- EXERCISE DETAILS: Work through the entries below and report how many lines include "τμήμα". The number alone is the answer.

- Extracted data entries:
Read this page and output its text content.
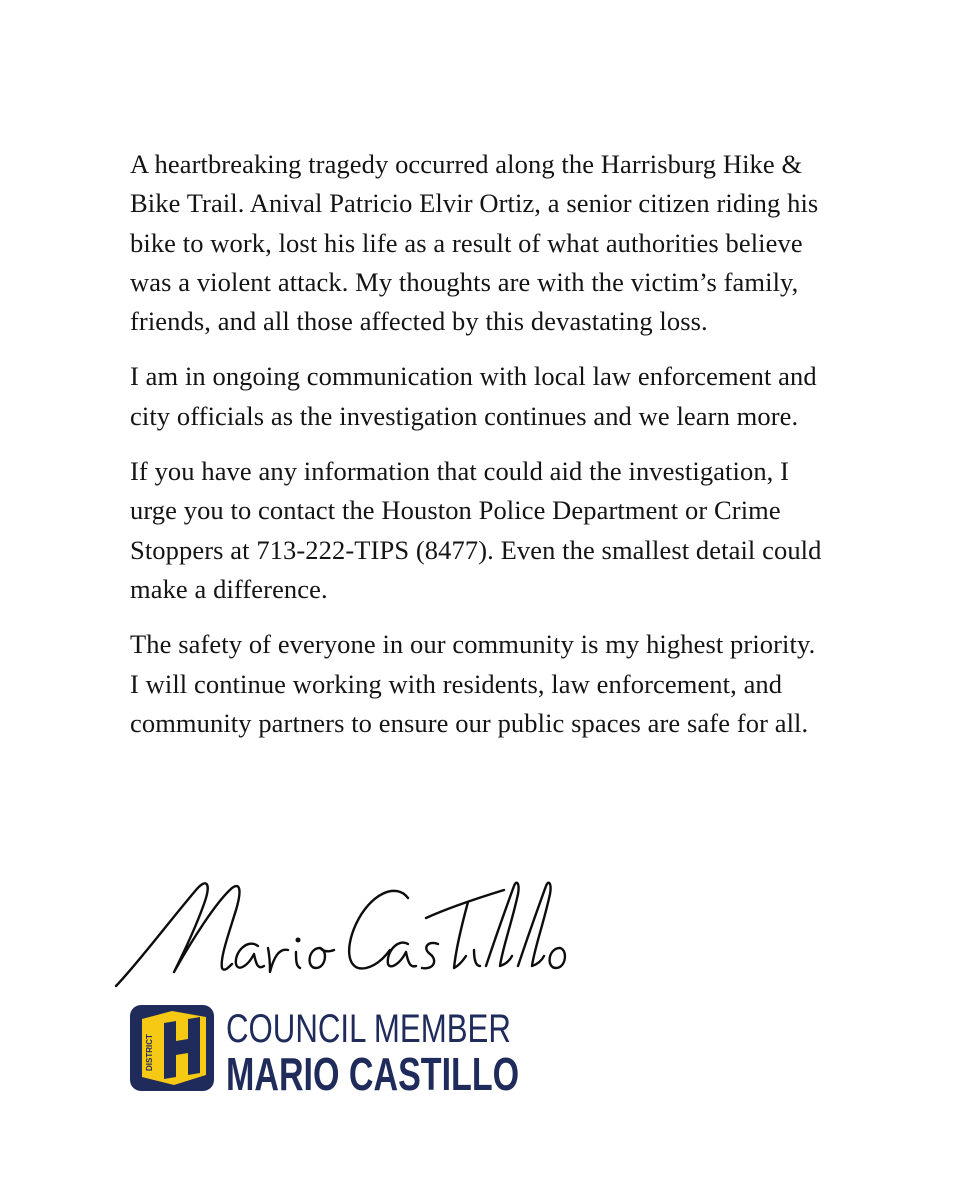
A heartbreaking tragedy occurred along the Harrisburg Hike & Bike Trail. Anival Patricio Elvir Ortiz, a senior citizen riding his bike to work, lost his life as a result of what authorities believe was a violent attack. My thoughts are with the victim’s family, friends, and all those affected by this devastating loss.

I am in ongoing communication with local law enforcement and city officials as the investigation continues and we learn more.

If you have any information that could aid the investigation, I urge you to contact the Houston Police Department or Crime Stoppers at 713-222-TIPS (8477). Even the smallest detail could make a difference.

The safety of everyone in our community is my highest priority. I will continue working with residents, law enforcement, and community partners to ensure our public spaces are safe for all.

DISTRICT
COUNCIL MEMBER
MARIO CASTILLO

==

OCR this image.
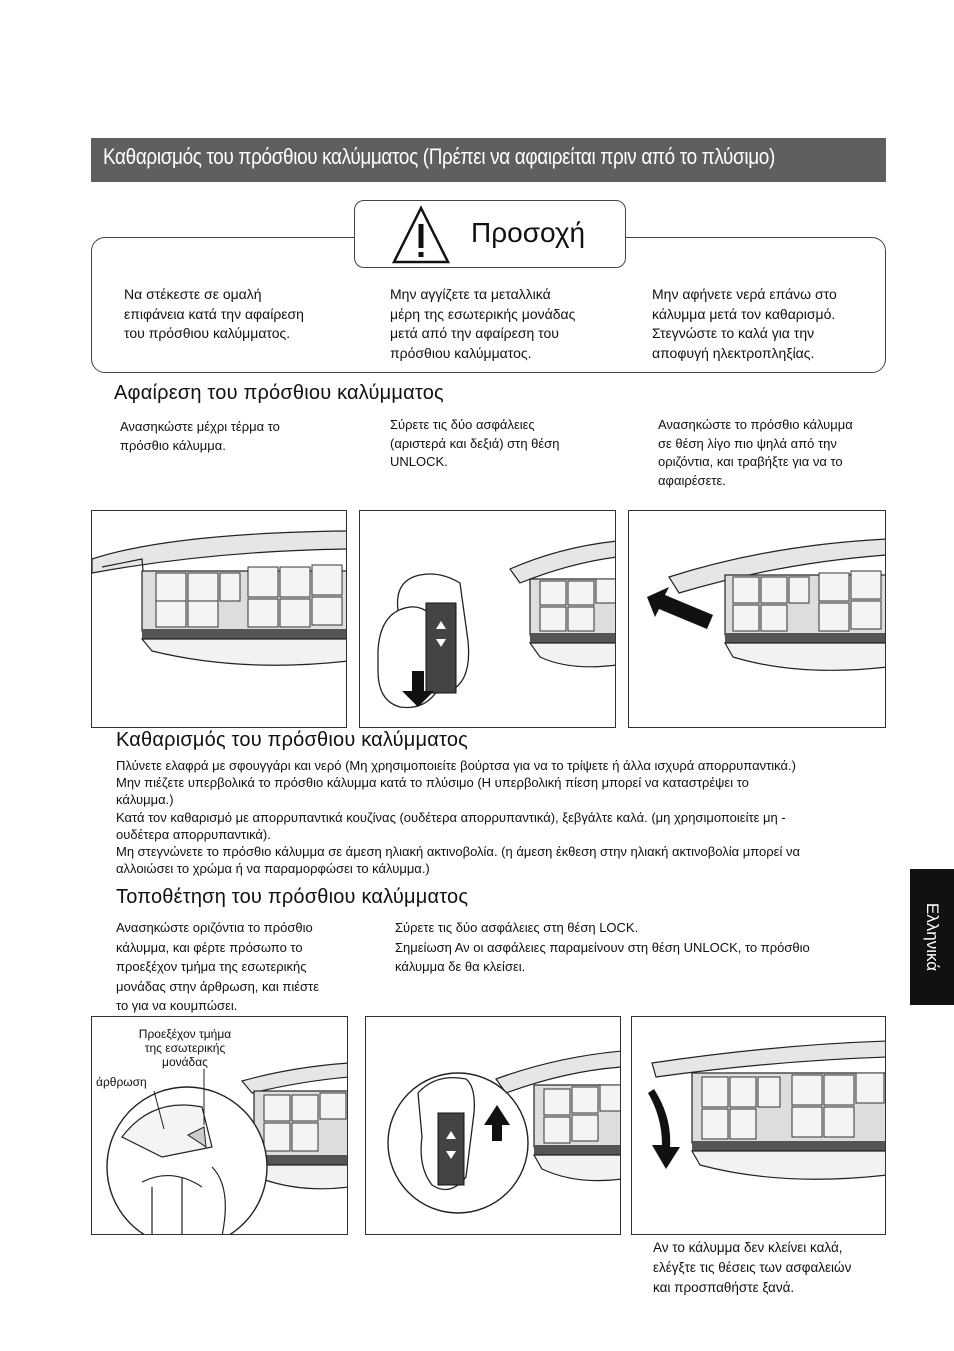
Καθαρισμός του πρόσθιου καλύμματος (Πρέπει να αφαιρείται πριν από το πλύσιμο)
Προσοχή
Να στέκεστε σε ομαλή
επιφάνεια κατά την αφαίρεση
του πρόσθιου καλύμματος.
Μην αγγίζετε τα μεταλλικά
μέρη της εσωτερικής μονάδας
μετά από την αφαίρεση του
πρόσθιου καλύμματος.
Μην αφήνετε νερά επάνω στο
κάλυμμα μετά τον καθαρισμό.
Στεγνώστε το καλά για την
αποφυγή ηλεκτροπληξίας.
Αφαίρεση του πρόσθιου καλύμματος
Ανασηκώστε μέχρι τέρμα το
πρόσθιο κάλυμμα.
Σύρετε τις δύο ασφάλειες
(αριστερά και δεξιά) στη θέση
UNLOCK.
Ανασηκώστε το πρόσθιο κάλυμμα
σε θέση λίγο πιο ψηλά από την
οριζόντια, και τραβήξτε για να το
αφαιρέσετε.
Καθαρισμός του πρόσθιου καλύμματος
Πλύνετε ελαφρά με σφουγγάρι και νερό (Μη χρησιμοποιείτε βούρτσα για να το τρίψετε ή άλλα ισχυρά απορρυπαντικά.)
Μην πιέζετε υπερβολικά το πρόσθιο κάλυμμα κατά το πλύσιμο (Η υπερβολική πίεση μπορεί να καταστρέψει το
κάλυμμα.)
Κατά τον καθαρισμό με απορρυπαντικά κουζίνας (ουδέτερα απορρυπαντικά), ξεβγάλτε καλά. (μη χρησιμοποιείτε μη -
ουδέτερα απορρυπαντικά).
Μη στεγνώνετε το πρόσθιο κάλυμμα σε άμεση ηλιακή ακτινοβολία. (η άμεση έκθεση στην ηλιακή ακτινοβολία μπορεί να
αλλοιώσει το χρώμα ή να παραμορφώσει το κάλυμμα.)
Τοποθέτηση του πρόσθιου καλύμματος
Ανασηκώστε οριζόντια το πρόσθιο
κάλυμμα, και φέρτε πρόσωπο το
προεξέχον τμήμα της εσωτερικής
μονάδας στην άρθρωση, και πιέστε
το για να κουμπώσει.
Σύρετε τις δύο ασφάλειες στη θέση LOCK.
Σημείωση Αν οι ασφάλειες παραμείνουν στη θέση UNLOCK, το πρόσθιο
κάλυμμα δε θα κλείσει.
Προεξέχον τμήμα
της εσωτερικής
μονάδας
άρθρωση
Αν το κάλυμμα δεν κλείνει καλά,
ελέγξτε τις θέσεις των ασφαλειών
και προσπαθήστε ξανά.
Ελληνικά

==

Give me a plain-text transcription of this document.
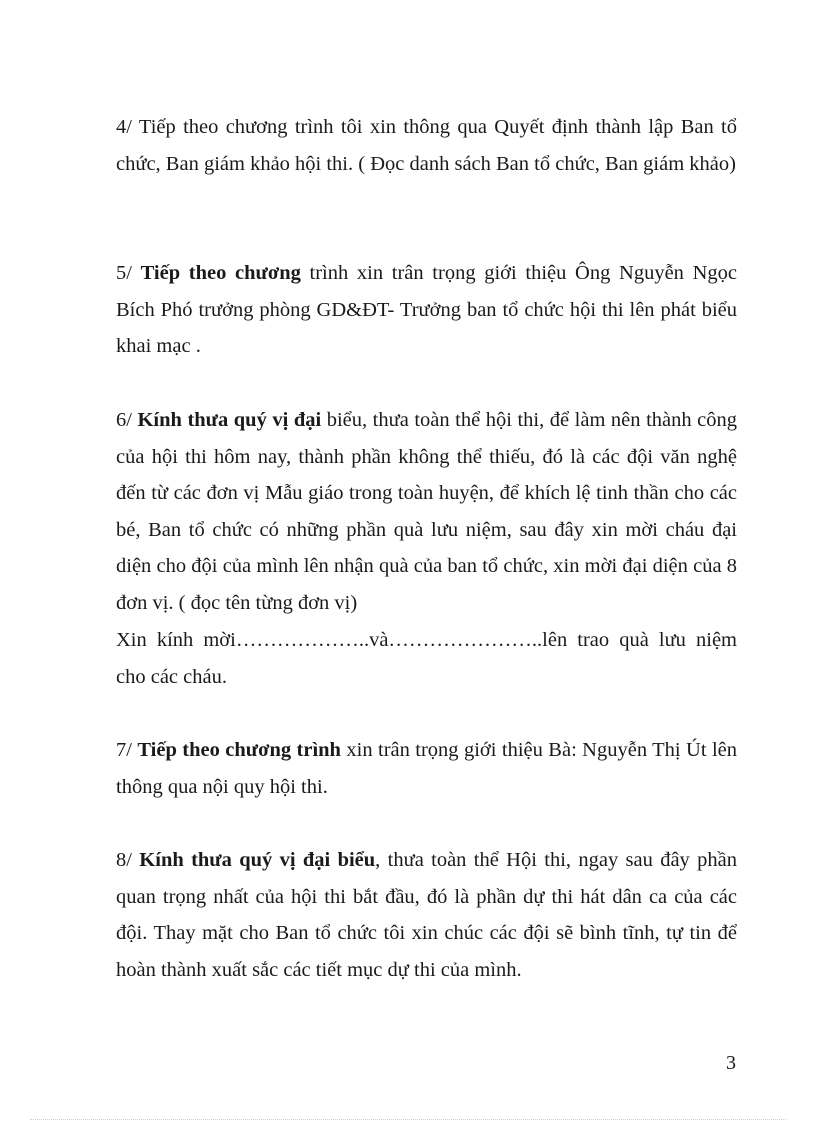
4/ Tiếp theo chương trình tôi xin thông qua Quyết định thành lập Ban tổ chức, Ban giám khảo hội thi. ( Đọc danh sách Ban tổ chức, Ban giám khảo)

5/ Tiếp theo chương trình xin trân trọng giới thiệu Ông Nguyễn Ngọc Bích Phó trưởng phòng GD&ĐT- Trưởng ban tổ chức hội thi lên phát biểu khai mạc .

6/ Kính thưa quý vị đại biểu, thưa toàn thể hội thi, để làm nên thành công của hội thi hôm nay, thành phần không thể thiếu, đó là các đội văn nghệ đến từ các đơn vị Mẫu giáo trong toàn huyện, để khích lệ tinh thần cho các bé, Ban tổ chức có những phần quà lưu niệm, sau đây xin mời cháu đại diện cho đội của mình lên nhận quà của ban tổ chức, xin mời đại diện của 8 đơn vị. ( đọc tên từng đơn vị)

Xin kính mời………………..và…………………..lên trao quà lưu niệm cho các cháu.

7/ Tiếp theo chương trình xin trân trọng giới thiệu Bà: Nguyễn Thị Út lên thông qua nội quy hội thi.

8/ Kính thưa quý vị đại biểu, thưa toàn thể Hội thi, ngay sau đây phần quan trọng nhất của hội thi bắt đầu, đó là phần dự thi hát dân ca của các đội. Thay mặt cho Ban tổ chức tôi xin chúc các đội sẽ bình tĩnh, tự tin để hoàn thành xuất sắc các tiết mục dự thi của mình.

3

- THE OUTPUT: 2